BEGIN

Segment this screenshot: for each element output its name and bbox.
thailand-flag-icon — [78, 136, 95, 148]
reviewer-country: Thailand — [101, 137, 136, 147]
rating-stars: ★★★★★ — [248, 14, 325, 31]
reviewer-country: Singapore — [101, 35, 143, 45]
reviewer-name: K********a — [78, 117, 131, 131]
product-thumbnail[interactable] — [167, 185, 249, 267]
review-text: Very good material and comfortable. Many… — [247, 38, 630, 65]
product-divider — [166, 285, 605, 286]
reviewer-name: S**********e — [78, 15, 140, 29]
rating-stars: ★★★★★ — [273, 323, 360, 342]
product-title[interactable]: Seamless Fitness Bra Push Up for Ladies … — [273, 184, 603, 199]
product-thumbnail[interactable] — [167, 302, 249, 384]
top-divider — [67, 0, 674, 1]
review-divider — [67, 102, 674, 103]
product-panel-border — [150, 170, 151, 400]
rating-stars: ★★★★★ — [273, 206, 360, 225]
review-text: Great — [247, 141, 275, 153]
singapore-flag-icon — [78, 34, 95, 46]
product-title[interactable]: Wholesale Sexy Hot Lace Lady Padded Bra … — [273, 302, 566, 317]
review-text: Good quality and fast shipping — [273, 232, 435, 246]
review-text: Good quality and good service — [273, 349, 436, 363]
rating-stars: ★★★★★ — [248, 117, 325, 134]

END

**WRITTEN PROBLEM:**
Reproduce every row above verbatim, line for line.

**EXERCISE SOLUTION:**
Segment this screenshot: for each element output its name and bbox.
thailand-flag-icon — [78, 136, 95, 148]
reviewer-country: Thailand — [101, 137, 136, 147]
rating-stars: ★★★★★ — [248, 14, 325, 31]
reviewer-country: Singapore — [101, 35, 143, 45]
reviewer-name: K********a — [78, 117, 131, 131]
product-thumbnail[interactable] — [167, 185, 249, 267]
review-text: Very good material and comfortable. Many… — [247, 38, 630, 65]
product-divider — [166, 285, 605, 286]
reviewer-name: S**********e — [78, 15, 140, 29]
rating-stars: ★★★★★ — [273, 323, 360, 342]
product-title[interactable]: Seamless Fitness Bra Push Up for Ladies … — [273, 184, 603, 199]
product-thumbnail[interactable] — [167, 302, 249, 384]
top-divider — [67, 0, 674, 1]
review-divider — [67, 102, 674, 103]
product-panel-border — [150, 170, 151, 400]
rating-stars: ★★★★★ — [273, 206, 360, 225]
review-text: Great — [247, 141, 275, 153]
singapore-flag-icon — [78, 34, 95, 46]
product-title[interactable]: Wholesale Sexy Hot Lace Lady Padded Bra … — [273, 302, 566, 317]
review-text: Good quality and fast shipping — [273, 232, 435, 246]
review-text: Good quality and good service — [273, 349, 436, 363]
rating-stars: ★★★★★ — [248, 117, 325, 134]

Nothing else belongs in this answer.